◆ **The input**:
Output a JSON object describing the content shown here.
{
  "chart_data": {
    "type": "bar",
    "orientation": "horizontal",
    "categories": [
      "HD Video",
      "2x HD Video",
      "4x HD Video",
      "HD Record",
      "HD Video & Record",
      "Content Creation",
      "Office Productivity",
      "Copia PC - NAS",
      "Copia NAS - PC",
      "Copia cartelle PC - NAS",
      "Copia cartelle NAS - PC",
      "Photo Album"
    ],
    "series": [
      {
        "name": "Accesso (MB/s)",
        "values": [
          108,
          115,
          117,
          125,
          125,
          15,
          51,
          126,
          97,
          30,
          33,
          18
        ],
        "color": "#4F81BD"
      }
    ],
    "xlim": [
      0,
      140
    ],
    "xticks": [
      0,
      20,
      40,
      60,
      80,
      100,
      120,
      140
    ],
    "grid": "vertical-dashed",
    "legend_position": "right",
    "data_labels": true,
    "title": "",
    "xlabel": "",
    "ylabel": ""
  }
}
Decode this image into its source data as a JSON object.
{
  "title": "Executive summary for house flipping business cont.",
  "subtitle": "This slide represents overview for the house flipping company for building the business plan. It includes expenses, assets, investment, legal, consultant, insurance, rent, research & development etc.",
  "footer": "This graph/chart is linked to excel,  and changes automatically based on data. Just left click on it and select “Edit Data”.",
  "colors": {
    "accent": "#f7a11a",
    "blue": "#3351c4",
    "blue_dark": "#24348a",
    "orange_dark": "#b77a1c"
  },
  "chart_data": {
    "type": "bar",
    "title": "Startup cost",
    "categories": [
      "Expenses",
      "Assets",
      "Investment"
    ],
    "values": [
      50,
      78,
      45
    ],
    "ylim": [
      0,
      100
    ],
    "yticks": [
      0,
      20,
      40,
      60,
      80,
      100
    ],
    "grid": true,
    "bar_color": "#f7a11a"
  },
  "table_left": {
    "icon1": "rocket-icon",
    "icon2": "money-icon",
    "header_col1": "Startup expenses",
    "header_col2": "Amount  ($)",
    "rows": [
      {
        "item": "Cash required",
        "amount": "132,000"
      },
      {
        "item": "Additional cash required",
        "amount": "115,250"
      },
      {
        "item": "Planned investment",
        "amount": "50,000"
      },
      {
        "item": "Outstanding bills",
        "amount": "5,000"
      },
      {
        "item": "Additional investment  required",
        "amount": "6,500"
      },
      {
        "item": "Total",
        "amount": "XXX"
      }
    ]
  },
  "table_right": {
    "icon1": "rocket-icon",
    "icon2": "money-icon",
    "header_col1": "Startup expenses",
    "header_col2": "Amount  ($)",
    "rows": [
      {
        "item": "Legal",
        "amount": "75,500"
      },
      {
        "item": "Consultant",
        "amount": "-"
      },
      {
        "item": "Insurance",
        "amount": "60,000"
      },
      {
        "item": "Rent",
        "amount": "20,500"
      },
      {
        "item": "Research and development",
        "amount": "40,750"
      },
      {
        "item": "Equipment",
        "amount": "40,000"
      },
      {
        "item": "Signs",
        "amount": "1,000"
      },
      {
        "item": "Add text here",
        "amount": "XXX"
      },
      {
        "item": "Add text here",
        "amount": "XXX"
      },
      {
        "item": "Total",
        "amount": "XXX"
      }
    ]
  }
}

◆ **Written request**: Copy down the material exactly as written.

◆ **Reply**:
Output a JSON object describing the content shown here.
{
  "chart_data": {
    "type": "bar",
    "orientation": "horizontal",
    "categories": [
      "HD Video",
      "2x HD Video",
      "4x HD Video",
      "HD Record",
      "HD Video & Record",
      "Content Creation",
      "Office Productivity",
      "Copia PC - NAS",
      "Copia NAS - PC",
      "Copia cartelle PC - NAS",
      "Copia cartelle NAS - PC",
      "Photo Album"
    ],
    "series": [
      {
        "name": "Accesso (MB/s)",
        "values": [
          108,
          115,
          117,
          125,
          125,
          15,
          51,
          126,
          97,
          30,
          33,
          18
        ],
        "color": "#4F81BD"
      }
    ],
    "xlim": [
      0,
      140
    ],
    "xticks": [
      0,
      20,
      40,
      60,
      80,
      100,
      120,
      140
    ],
    "grid": "vertical-dashed",
    "legend_position": "right",
    "data_labels": true,
    "title": "",
    "xlabel": "",
    "ylabel": ""
  }
}
Decode this image into its source data as a JSON object.
{
  "title": "Executive summary for house flipping business cont.",
  "subtitle": "This slide represents overview for the house flipping company for building the business plan. It includes expenses, assets, investment, legal, consultant, insurance, rent, research & development etc.",
  "footer": "This graph/chart is linked to excel,  and changes automatically based on data. Just left click on it and select “Edit Data”.",
  "colors": {
    "accent": "#f7a11a",
    "blue": "#3351c4",
    "blue_dark": "#24348a",
    "orange_dark": "#b77a1c"
  },
  "chart_data": {
    "type": "bar",
    "title": "Startup cost",
    "categories": [
      "Expenses",
      "Assets",
      "Investment"
    ],
    "values": [
      50,
      78,
      45
    ],
    "ylim": [
      0,
      100
    ],
    "yticks": [
      0,
      20,
      40,
      60,
      80,
      100
    ],
    "grid": true,
    "bar_color": "#f7a11a"
  },
  "table_left": {
    "icon1": "rocket-icon",
    "icon2": "money-icon",
    "header_col1": "Startup expenses",
    "header_col2": "Amount  ($)",
    "rows": [
      {
        "item": "Cash required",
        "amount": "132,000"
      },
      {
        "item": "Additional cash required",
        "amount": "115,250"
      },
      {
        "item": "Planned investment",
        "amount": "50,000"
      },
      {
        "item": "Outstanding bills",
        "amount": "5,000"
      },
      {
        "item": "Additional investment  required",
        "amount": "6,500"
      },
      {
        "item": "Total",
        "amount": "XXX"
      }
    ]
  },
  "table_right": {
    "icon1": "rocket-icon",
    "icon2": "money-icon",
    "header_col1": "Startup expenses",
    "header_col2": "Amount  ($)",
    "rows": [
      {
        "item": "Legal",
        "amount": "75,500"
      },
      {
        "item": "Consultant",
        "amount": "-"
      },
      {
        "item": "Insurance",
        "amount": "60,000"
      },
      {
        "item": "Rent",
        "amount": "20,500"
      },
      {
        "item": "Research and development",
        "amount": "40,750"
      },
      {
        "item": "Equipment",
        "amount": "40,000"
      },
      {
        "item": "Signs",
        "amount": "1,000"
      },
      {
        "item": "Add text here",
        "amount": "XXX"
      },
      {
        "item": "Add text here",
        "amount": "XXX"
      },
      {
        "item": "Total",
        "amount": "XXX"
      }
    ]
  }
}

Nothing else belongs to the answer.